Dataset entries:
***

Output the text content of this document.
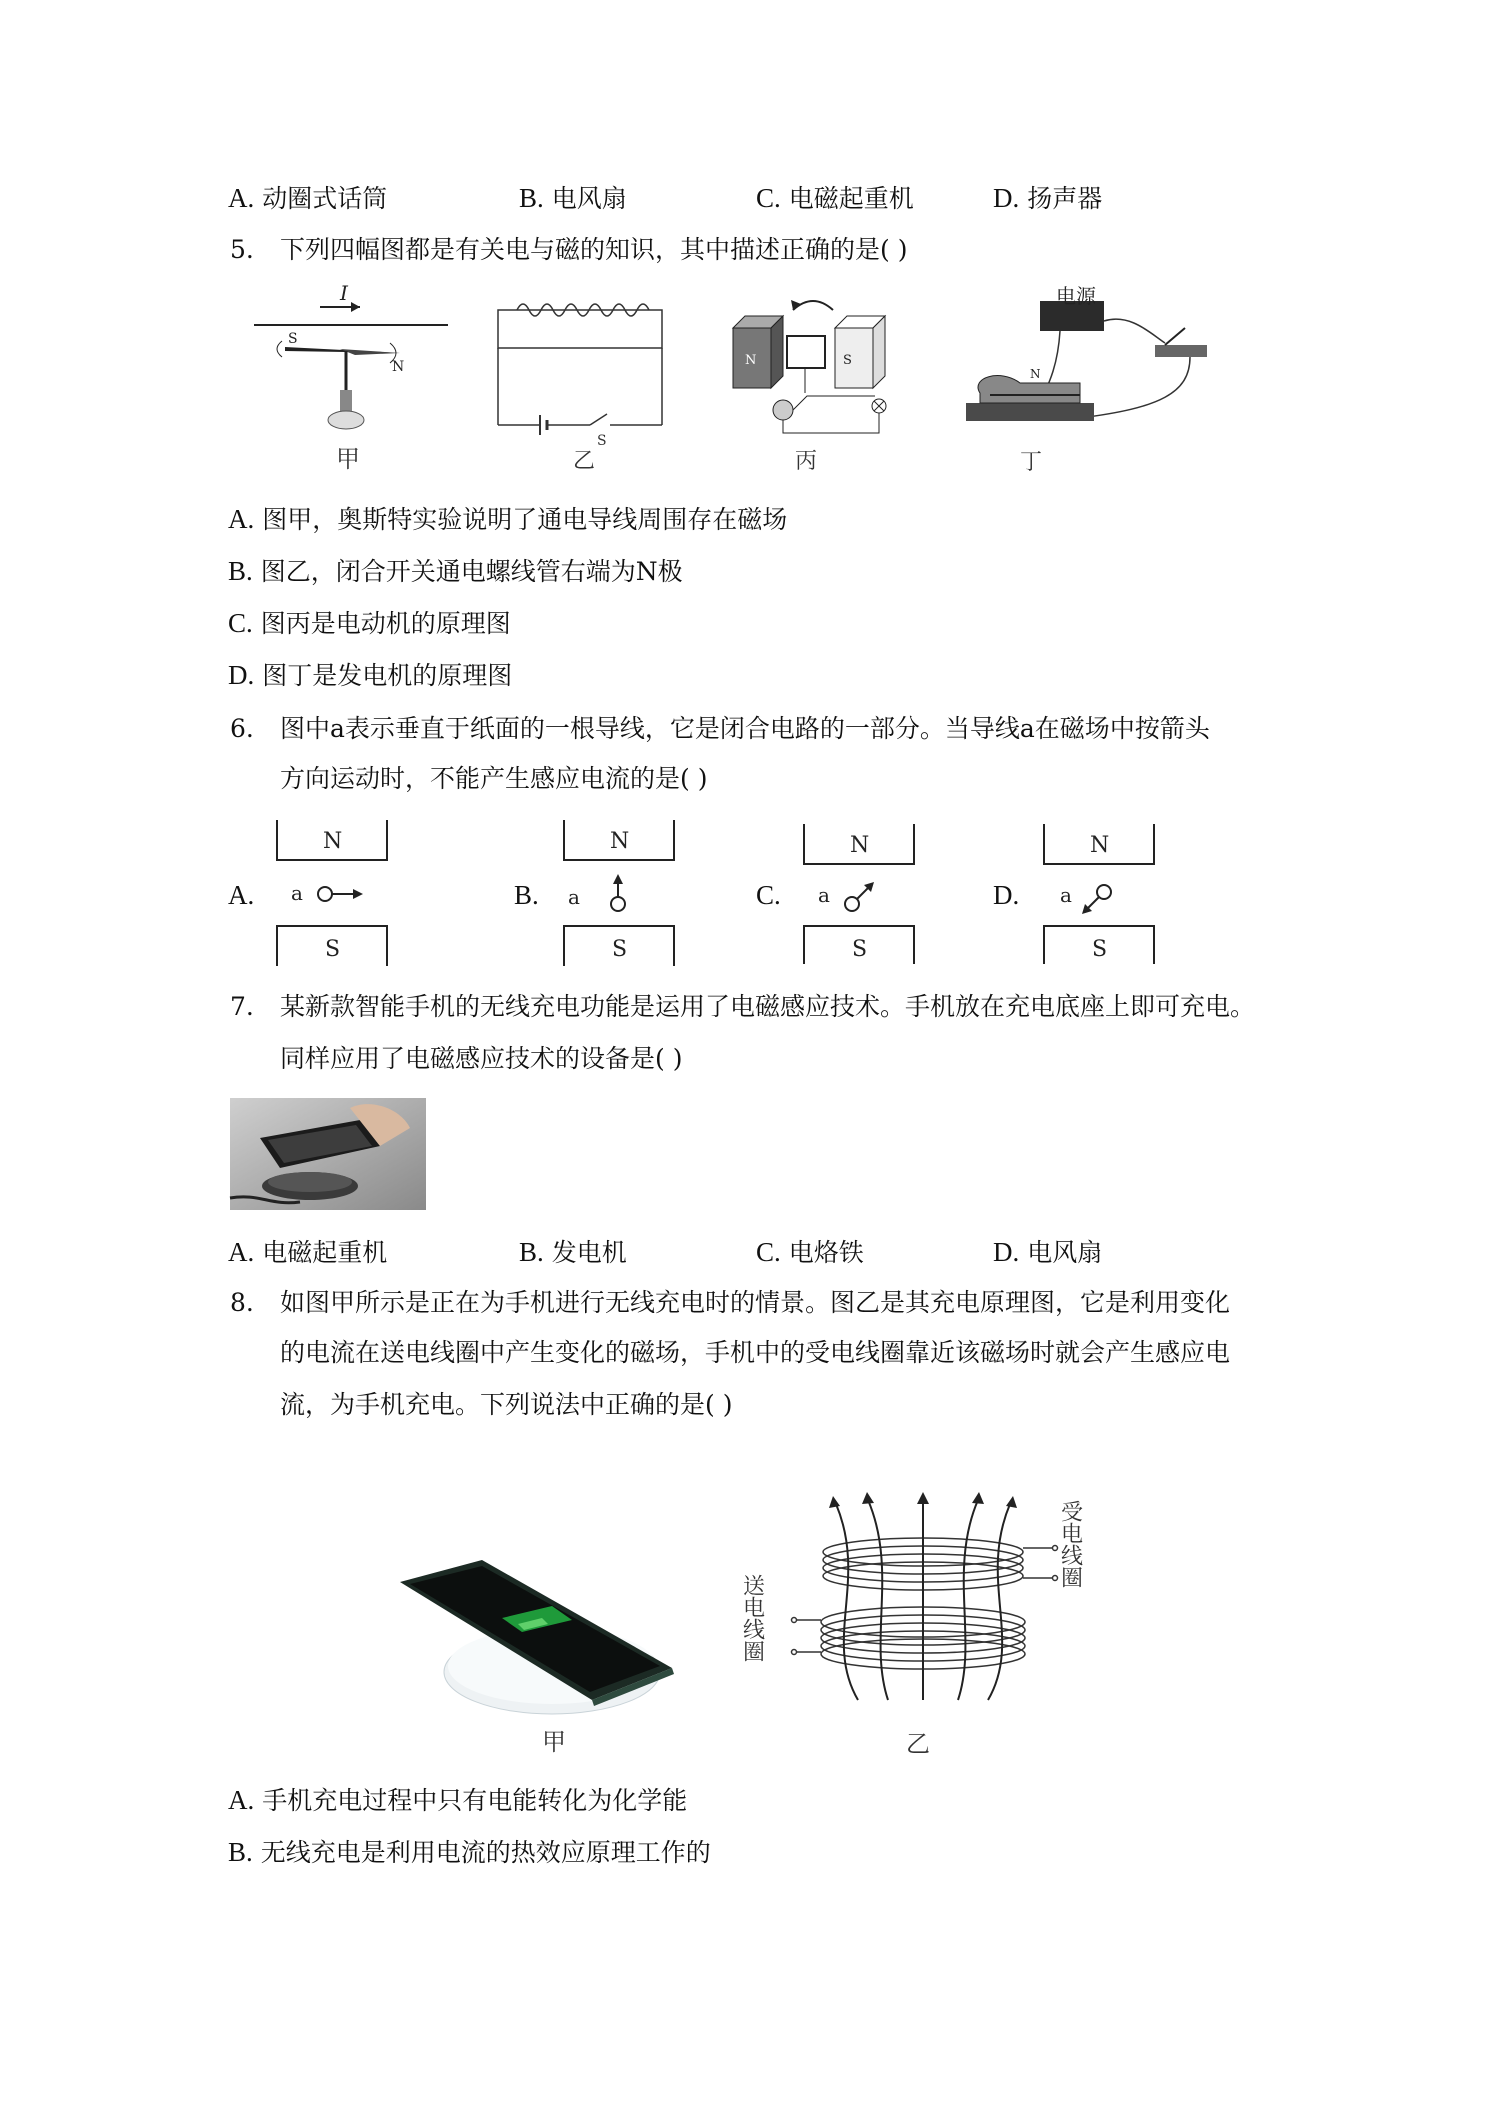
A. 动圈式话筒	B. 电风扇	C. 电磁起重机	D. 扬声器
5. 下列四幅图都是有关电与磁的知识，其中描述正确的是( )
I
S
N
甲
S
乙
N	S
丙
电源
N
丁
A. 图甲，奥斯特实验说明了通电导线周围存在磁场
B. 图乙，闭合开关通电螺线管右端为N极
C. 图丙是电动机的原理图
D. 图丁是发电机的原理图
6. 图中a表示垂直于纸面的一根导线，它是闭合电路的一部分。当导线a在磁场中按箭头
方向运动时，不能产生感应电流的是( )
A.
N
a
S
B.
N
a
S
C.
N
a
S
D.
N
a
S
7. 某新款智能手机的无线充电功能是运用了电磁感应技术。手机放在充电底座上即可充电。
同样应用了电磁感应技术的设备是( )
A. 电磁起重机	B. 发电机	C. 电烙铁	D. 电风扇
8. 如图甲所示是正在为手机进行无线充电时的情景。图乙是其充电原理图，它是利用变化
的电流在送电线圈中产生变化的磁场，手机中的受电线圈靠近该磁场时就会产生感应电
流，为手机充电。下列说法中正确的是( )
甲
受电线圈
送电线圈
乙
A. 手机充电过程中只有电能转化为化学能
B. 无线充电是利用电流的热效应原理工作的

***

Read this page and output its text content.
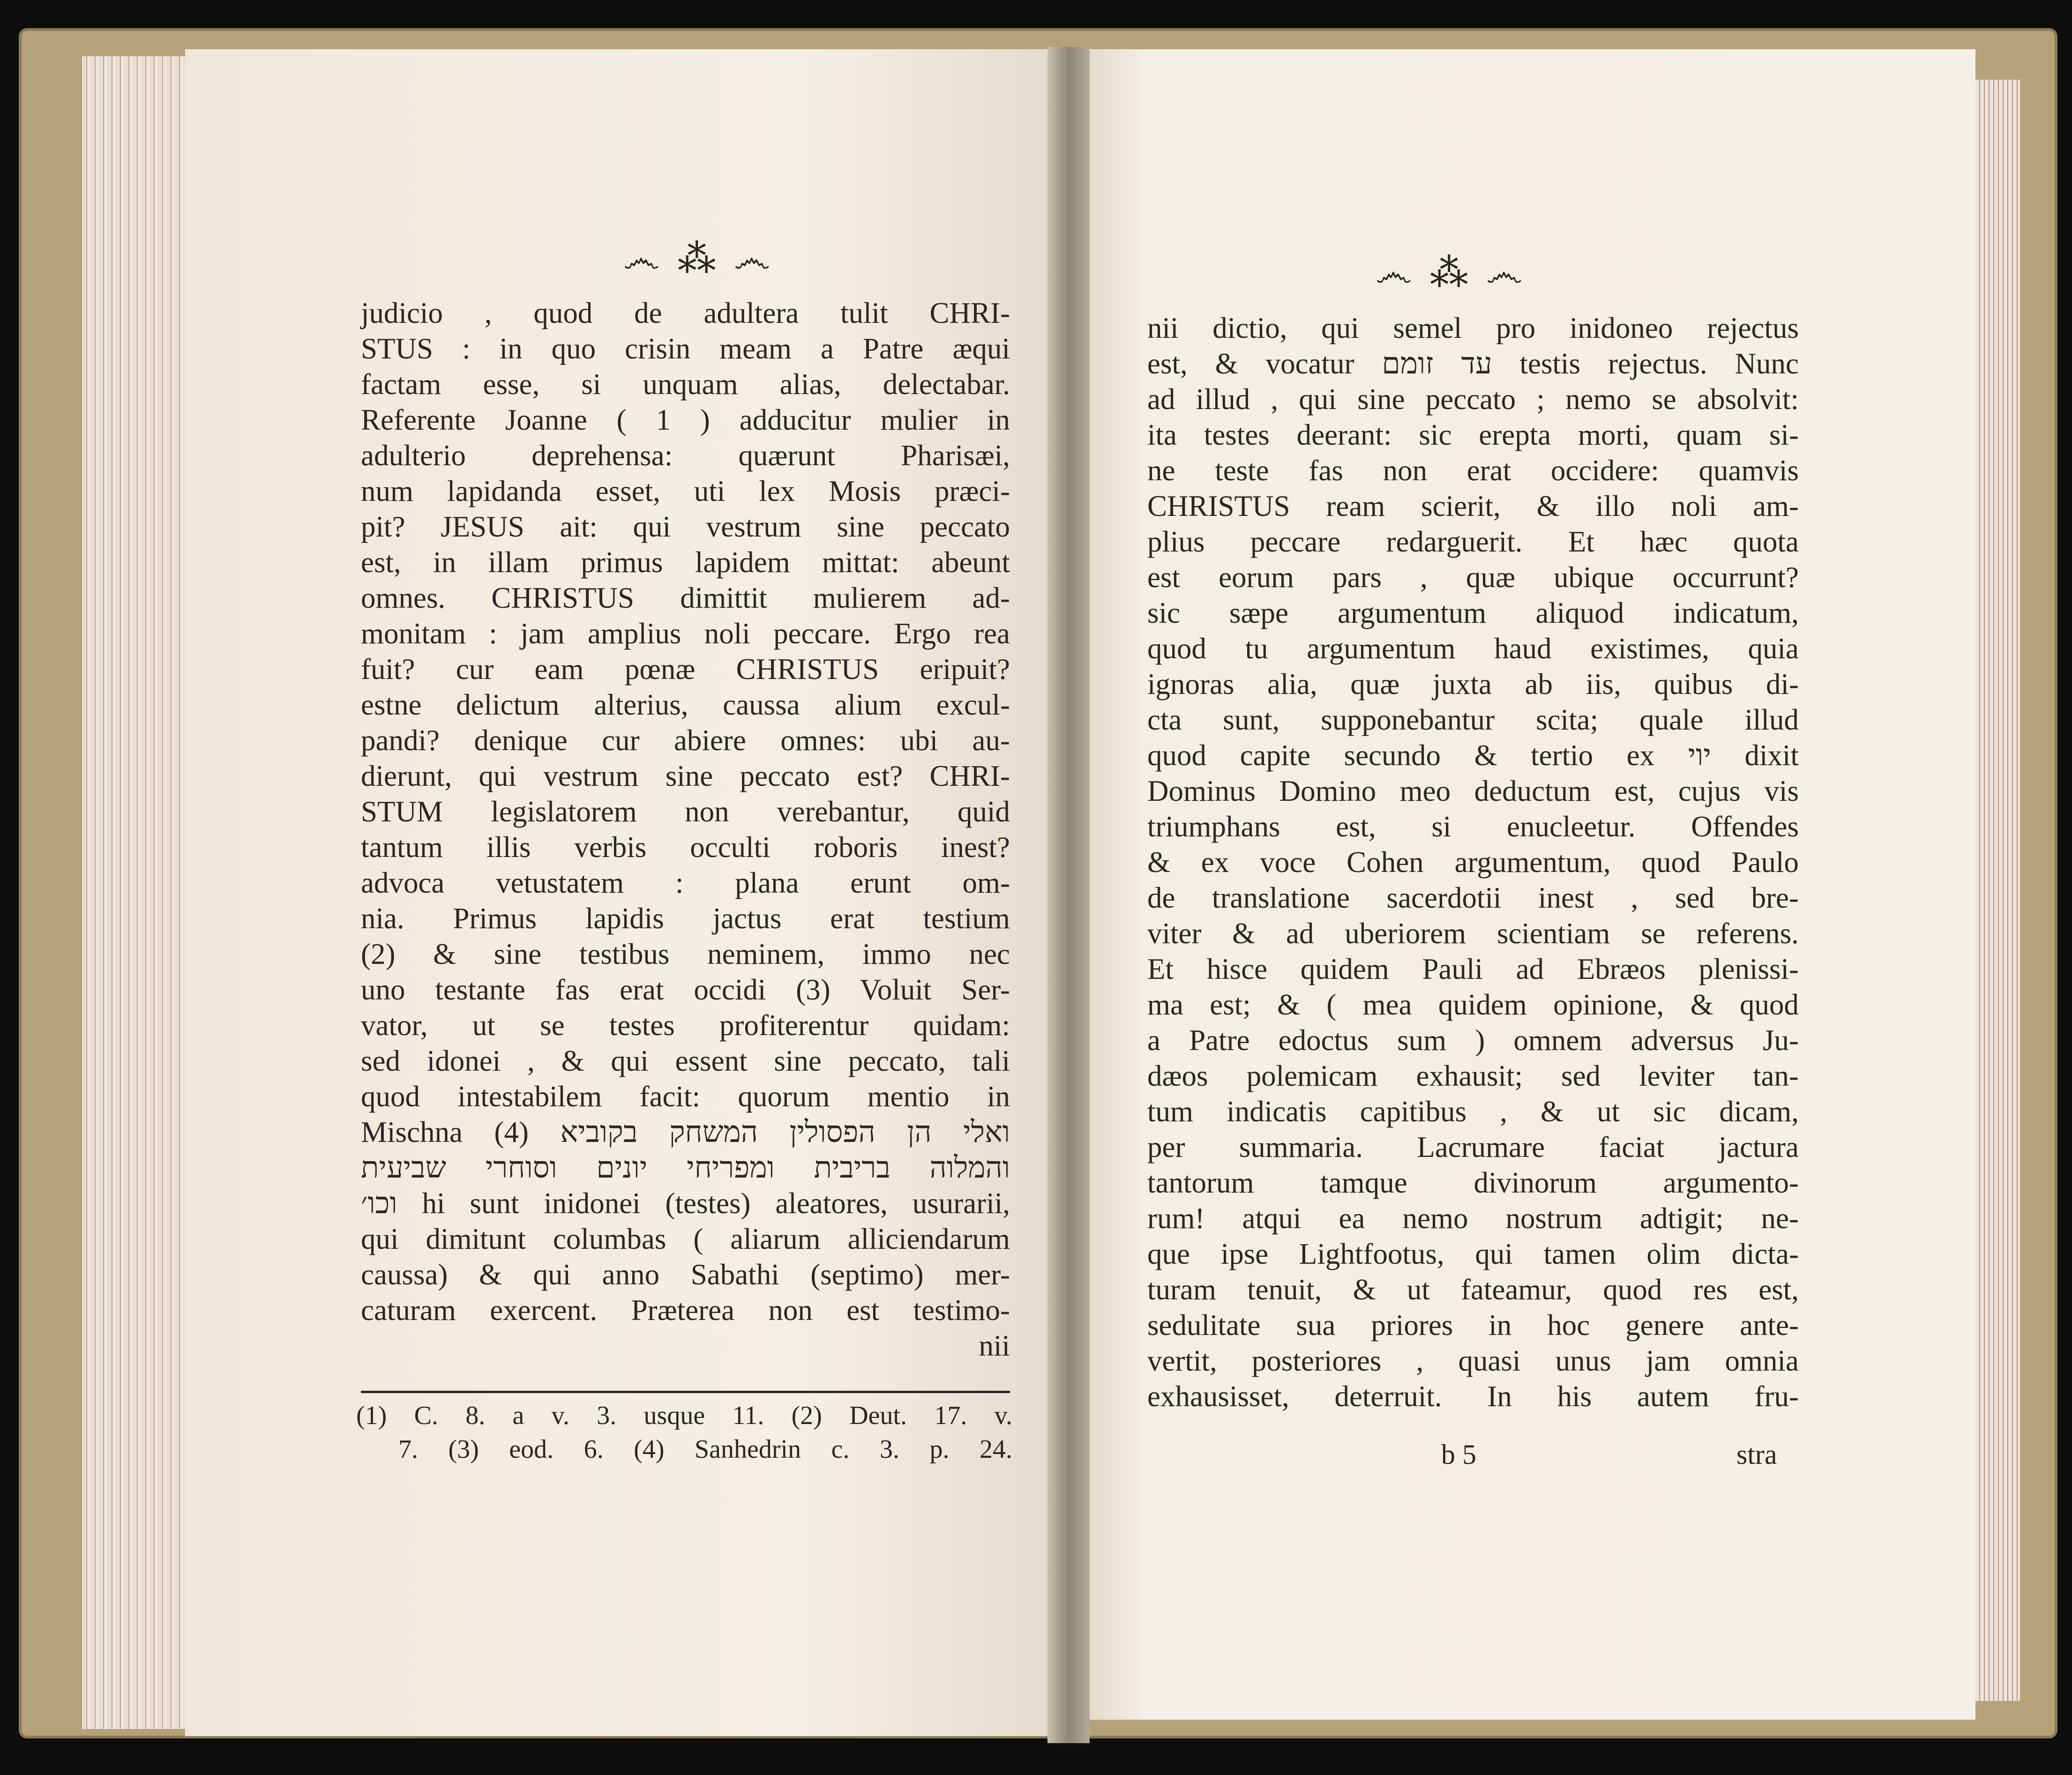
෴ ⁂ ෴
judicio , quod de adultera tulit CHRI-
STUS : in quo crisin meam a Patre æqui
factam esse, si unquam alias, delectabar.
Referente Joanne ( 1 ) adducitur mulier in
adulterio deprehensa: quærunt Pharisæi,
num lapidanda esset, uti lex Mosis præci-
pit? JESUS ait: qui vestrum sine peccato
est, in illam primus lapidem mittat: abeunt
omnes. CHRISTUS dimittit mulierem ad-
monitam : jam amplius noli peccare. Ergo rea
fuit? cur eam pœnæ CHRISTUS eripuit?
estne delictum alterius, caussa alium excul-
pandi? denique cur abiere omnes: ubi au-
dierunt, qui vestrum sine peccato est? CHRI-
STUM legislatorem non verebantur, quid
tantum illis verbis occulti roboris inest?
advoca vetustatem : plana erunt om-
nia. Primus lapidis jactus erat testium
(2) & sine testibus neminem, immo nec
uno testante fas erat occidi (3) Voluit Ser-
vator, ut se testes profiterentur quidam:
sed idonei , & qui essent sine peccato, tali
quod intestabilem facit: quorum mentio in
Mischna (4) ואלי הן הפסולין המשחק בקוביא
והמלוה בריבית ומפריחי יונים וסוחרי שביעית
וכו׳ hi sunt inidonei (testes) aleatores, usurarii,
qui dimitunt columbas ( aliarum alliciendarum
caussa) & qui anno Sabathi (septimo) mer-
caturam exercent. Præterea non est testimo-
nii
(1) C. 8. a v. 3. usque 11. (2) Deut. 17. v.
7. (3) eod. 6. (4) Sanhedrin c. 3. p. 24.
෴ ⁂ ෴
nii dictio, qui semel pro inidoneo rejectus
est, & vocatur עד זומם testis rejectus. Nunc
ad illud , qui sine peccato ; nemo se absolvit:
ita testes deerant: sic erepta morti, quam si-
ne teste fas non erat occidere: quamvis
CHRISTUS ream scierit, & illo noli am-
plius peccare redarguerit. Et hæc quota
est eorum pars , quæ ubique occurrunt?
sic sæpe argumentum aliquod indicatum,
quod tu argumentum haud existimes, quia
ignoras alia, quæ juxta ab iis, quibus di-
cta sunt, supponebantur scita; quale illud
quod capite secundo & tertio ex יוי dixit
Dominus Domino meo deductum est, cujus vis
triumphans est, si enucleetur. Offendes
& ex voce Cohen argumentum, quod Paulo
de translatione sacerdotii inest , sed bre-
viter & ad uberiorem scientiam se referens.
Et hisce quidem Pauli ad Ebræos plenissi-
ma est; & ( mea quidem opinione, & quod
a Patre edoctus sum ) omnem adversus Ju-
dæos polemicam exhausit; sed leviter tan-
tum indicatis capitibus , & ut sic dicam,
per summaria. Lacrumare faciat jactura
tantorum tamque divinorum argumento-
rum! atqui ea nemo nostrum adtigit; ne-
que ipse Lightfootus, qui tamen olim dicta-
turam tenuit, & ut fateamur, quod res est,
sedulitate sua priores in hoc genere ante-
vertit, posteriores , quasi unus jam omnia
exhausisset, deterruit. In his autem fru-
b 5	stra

***

Goal: Filter the records above and return every line that holds the word "caussa".

Worked answer:
estne delictum alterius, caussa alium excul-
caussa) & qui anno Sabathi (septimo) mer-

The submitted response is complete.